── Working data ──

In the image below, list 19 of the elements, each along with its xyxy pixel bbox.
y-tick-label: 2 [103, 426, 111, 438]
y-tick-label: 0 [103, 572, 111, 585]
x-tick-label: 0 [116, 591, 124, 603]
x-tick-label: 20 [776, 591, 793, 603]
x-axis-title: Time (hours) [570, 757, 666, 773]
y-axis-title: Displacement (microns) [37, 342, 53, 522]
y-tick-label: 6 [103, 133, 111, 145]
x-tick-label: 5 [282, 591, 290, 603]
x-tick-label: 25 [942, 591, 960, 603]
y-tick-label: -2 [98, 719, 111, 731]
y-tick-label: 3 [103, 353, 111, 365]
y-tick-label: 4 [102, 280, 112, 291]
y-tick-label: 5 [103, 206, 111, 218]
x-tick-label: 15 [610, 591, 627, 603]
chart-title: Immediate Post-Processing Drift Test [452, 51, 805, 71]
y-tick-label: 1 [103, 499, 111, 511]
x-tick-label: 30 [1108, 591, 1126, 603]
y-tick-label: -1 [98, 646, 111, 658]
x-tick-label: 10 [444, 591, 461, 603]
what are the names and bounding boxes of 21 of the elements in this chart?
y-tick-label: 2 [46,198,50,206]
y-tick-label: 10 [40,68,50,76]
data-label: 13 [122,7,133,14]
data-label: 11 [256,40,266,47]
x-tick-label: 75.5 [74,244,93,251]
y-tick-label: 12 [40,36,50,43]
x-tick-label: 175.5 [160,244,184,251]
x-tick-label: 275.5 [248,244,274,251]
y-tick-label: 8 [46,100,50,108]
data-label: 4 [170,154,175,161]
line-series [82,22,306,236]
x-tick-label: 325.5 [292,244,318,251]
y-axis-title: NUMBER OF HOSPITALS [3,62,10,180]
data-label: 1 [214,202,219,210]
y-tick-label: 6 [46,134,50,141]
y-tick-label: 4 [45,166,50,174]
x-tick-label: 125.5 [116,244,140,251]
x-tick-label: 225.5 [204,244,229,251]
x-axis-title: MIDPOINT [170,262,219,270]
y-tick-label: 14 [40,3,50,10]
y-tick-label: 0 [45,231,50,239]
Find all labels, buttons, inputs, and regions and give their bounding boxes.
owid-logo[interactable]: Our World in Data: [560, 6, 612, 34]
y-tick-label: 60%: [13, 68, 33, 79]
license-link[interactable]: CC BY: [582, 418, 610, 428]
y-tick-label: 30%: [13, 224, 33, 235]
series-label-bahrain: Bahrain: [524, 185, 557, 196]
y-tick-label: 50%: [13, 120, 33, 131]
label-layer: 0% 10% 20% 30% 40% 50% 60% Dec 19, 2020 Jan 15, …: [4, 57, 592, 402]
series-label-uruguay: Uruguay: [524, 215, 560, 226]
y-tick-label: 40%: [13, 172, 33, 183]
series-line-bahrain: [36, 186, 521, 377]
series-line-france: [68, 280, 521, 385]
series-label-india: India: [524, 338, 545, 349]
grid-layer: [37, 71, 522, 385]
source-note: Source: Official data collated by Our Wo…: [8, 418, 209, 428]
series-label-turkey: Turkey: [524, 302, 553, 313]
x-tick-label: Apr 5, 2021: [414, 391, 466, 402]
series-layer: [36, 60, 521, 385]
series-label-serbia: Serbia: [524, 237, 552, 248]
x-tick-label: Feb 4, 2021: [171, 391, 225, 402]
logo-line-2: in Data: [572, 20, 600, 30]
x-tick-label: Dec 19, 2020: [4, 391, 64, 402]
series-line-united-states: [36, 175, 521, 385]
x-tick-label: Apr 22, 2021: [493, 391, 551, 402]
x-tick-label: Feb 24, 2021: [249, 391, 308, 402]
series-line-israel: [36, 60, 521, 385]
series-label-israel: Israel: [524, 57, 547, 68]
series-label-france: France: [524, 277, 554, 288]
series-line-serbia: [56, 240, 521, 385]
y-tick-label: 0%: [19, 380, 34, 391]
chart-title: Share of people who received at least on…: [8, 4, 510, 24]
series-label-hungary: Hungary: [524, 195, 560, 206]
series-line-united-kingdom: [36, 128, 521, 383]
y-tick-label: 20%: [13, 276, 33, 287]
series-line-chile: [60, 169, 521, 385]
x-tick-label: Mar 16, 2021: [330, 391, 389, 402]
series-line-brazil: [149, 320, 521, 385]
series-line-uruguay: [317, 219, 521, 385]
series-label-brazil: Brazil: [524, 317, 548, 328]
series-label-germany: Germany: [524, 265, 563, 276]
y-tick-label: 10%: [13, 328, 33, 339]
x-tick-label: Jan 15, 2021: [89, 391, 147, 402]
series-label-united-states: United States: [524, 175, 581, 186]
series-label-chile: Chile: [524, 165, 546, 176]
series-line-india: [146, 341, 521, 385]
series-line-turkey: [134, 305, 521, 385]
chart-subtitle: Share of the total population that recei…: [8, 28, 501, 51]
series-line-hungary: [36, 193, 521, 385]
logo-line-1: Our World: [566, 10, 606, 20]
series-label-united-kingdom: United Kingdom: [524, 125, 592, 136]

───

Written instruction: Copy every line of the records above word for word.

Task result:
In the image below, list 19 of the elements, each along with its xyxy pixel bbox.
y-tick-label: 2 [103, 426, 111, 438]
y-tick-label: 0 [103, 572, 111, 585]
x-tick-label: 0 [116, 591, 124, 603]
x-tick-label: 20 [776, 591, 793, 603]
x-axis-title: Time (hours) [570, 757, 666, 773]
y-axis-title: Displacement (microns) [37, 342, 53, 522]
y-tick-label: 6 [103, 133, 111, 145]
x-tick-label: 5 [282, 591, 290, 603]
x-tick-label: 25 [942, 591, 960, 603]
y-tick-label: -2 [98, 719, 111, 731]
y-tick-label: 3 [103, 353, 111, 365]
y-tick-label: 4 [102, 280, 112, 291]
y-tick-label: 5 [103, 206, 111, 218]
x-tick-label: 15 [610, 591, 627, 603]
chart-title: Immediate Post-Processing Drift Test [452, 51, 805, 71]
y-tick-label: 1 [103, 499, 111, 511]
x-tick-label: 30 [1108, 591, 1126, 603]
y-tick-label: -1 [98, 646, 111, 658]
x-tick-label: 10 [444, 591, 461, 603]
what are the names and bounding boxes of 21 of the elements in this chart?
y-tick-label: 2 [46,198,50,206]
y-tick-label: 10 [40,68,50,76]
data-label: 13 [122,7,133,14]
data-label: 11 [256,40,266,47]
x-tick-label: 75.5 [74,244,93,251]
y-tick-label: 12 [40,36,50,43]
x-tick-label: 175.5 [160,244,184,251]
x-tick-label: 275.5 [248,244,274,251]
y-tick-label: 8 [46,100,50,108]
data-label: 4 [170,154,175,161]
line-series [82,22,306,236]
x-tick-label: 325.5 [292,244,318,251]
y-axis-title: NUMBER OF HOSPITALS [3,62,10,180]
data-label: 1 [214,202,219,210]
y-tick-label: 6 [46,134,50,141]
y-tick-label: 4 [45,166,50,174]
x-tick-label: 125.5 [116,244,140,251]
x-tick-label: 225.5 [204,244,229,251]
x-axis-title: MIDPOINT [170,262,219,270]
y-tick-label: 14 [40,3,50,10]
y-tick-label: 0 [45,231,50,239]
Find all labels, buttons, inputs, and regions and give their bounding boxes.
owid-logo[interactable]: Our World in Data: [560, 6, 612, 34]
y-tick-label: 60%: [13, 68, 33, 79]
license-link[interactable]: CC BY: [582, 418, 610, 428]
y-tick-label: 30%: [13, 224, 33, 235]
series-label-bahrain: Bahrain: [524, 185, 557, 196]
y-tick-label: 50%: [13, 120, 33, 131]
label-layer: 0% 10% 20% 30% 40% 50% 60% Dec 19, 2020 Jan 15, …: [4, 57, 592, 402]
series-label-uruguay: Uruguay: [524, 215, 560, 226]
y-tick-label: 40%: [13, 172, 33, 183]
series-line-bahrain: [36, 186, 521, 377]
series-line-france: [68, 280, 521, 385]
series-label-india: India: [524, 338, 545, 349]
grid-layer: [37, 71, 522, 385]
source-note: Source: Official data collated by Our Wo…: [8, 418, 209, 428]
series-label-turkey: Turkey: [524, 302, 553, 313]
x-tick-label: Apr 5, 2021: [414, 391, 466, 402]
series-layer: [36, 60, 521, 385]
series-label-serbia: Serbia: [524, 237, 552, 248]
x-tick-label: Feb 4, 2021: [171, 391, 225, 402]
logo-line-2: in Data: [572, 20, 600, 30]
x-tick-label: Dec 19, 2020: [4, 391, 64, 402]
series-line-united-states: [36, 175, 521, 385]
x-tick-label: Apr 22, 2021: [493, 391, 551, 402]
x-tick-label: Feb 24, 2021: [249, 391, 308, 402]
series-line-israel: [36, 60, 521, 385]
series-label-israel: Israel: [524, 57, 547, 68]
series-label-france: France: [524, 277, 554, 288]
series-line-serbia: [56, 240, 521, 385]
y-tick-label: 0%: [19, 380, 34, 391]
chart-title: Share of people who received at least on…: [8, 4, 510, 24]
series-label-hungary: Hungary: [524, 195, 560, 206]
series-line-united-kingdom: [36, 128, 521, 383]
y-tick-label: 20%: [13, 276, 33, 287]
series-line-chile: [60, 169, 521, 385]
x-tick-label: Mar 16, 2021: [330, 391, 389, 402]
series-line-brazil: [149, 320, 521, 385]
series-line-uruguay: [317, 219, 521, 385]
series-label-brazil: Brazil: [524, 317, 548, 328]
series-label-germany: Germany: [524, 265, 563, 276]
y-tick-label: 10%: [13, 328, 33, 339]
x-tick-label: Jan 15, 2021: [89, 391, 147, 402]
series-label-united-states: United States: [524, 175, 581, 186]
series-label-chile: Chile: [524, 165, 546, 176]
series-line-india: [146, 341, 521, 385]
series-line-turkey: [134, 305, 521, 385]
chart-subtitle: Share of the total population that recei…: [8, 28, 501, 51]
series-line-hungary: [36, 193, 521, 385]
logo-line-1: Our World: [566, 10, 606, 20]
series-label-united-kingdom: United Kingdom: [524, 125, 592, 136]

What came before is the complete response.